======== Records for the exercise ========

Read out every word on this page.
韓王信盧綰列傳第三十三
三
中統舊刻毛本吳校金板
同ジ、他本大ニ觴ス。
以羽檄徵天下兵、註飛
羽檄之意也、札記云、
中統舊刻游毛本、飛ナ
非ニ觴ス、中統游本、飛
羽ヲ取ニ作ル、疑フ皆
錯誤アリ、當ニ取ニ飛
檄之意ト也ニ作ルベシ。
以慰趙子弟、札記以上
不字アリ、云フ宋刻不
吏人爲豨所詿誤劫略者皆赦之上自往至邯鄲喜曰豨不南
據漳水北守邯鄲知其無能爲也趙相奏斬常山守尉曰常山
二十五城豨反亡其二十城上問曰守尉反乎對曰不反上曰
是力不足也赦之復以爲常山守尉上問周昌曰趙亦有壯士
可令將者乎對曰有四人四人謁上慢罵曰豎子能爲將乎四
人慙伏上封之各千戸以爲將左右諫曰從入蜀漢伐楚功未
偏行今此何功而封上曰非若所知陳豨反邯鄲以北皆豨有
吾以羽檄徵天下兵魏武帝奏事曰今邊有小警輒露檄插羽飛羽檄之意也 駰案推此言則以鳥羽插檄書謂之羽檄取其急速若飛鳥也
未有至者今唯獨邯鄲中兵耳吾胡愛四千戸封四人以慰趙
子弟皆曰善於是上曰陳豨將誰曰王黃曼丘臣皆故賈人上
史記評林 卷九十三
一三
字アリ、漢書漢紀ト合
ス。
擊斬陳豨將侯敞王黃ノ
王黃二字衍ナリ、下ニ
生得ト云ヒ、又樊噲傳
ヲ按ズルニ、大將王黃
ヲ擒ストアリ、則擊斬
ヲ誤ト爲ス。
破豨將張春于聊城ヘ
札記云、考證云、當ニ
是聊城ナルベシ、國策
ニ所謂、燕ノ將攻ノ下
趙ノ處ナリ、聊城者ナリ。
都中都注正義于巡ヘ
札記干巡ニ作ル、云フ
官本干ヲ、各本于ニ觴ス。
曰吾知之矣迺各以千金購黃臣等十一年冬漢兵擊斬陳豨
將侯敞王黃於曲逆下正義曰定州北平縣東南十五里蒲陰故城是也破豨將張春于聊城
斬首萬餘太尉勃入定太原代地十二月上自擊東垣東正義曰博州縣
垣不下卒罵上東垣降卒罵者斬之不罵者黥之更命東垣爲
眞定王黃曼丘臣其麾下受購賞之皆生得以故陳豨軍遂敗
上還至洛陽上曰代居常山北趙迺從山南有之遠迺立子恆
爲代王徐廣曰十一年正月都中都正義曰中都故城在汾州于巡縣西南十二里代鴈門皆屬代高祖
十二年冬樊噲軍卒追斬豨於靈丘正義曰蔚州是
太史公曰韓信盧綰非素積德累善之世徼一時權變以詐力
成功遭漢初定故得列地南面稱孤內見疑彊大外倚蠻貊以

========

Your task is to output all of the data above word for word.

Written solution:
Read out every word on this page.
韓王信盧綰列傳第三十三
三
中統舊刻毛本吳校金板
同ジ、他本大ニ觴ス。
以羽檄徵天下兵、註飛
羽檄之意也、札記云、
中統舊刻游毛本、飛ナ
非ニ觴ス、中統游本、飛
羽ヲ取ニ作ル、疑フ皆
錯誤アリ、當ニ取ニ飛
檄之意ト也ニ作ルベシ。
以慰趙子弟、札記以上
不字アリ、云フ宋刻不
吏人爲豨所詿誤劫略者皆赦之上自往至邯鄲喜曰豨不南
據漳水北守邯鄲知其無能爲也趙相奏斬常山守尉曰常山
二十五城豨反亡其二十城上問曰守尉反乎對曰不反上曰
是力不足也赦之復以爲常山守尉上問周昌曰趙亦有壯士
可令將者乎對曰有四人四人謁上慢罵曰豎子能爲將乎四
人慙伏上封之各千戸以爲將左右諫曰從入蜀漢伐楚功未
偏行今此何功而封上曰非若所知陳豨反邯鄲以北皆豨有
吾以羽檄徵天下兵魏武帝奏事曰今邊有小警輒露檄插羽飛羽檄之意也 駰案推此言則以鳥羽插檄書謂之羽檄取其急速若飛鳥也
未有至者今唯獨邯鄲中兵耳吾胡愛四千戸封四人以慰趙
子弟皆曰善於是上曰陳豨將誰曰王黃曼丘臣皆故賈人上
史記評林 卷九十三
一三
字アリ、漢書漢紀ト合
ス。
擊斬陳豨將侯敞王黃ノ
王黃二字衍ナリ、下ニ
生得ト云ヒ、又樊噲傳
ヲ按ズルニ、大將王黃
ヲ擒ストアリ、則擊斬
ヲ誤ト爲ス。
破豨將張春于聊城ヘ
札記云、考證云、當ニ
是聊城ナルベシ、國策
ニ所謂、燕ノ將攻ノ下
趙ノ處ナリ、聊城者ナリ。
都中都注正義于巡ヘ
札記干巡ニ作ル、云フ
官本干ヲ、各本于ニ觴ス。
曰吾知之矣迺各以千金購黃臣等十一年冬漢兵擊斬陳豨
將侯敞王黃於曲逆下正義曰定州北平縣東南十五里蒲陰故城是也破豨將張春于聊城
斬首萬餘太尉勃入定太原代地十二月上自擊東垣東正義曰博州縣
垣不下卒罵上東垣降卒罵者斬之不罵者黥之更命東垣爲
眞定王黃曼丘臣其麾下受購賞之皆生得以故陳豨軍遂敗
上還至洛陽上曰代居常山北趙迺從山南有之遠迺立子恆
爲代王徐廣曰十一年正月都中都正義曰中都故城在汾州于巡縣西南十二里代鴈門皆屬代高祖
十二年冬樊噲軍卒追斬豨於靈丘正義曰蔚州是
太史公曰韓信盧綰非素積德累善之世徼一時權變以詐力
成功遭漢初定故得列地南面稱孤內見疑彊大外倚蠻貊以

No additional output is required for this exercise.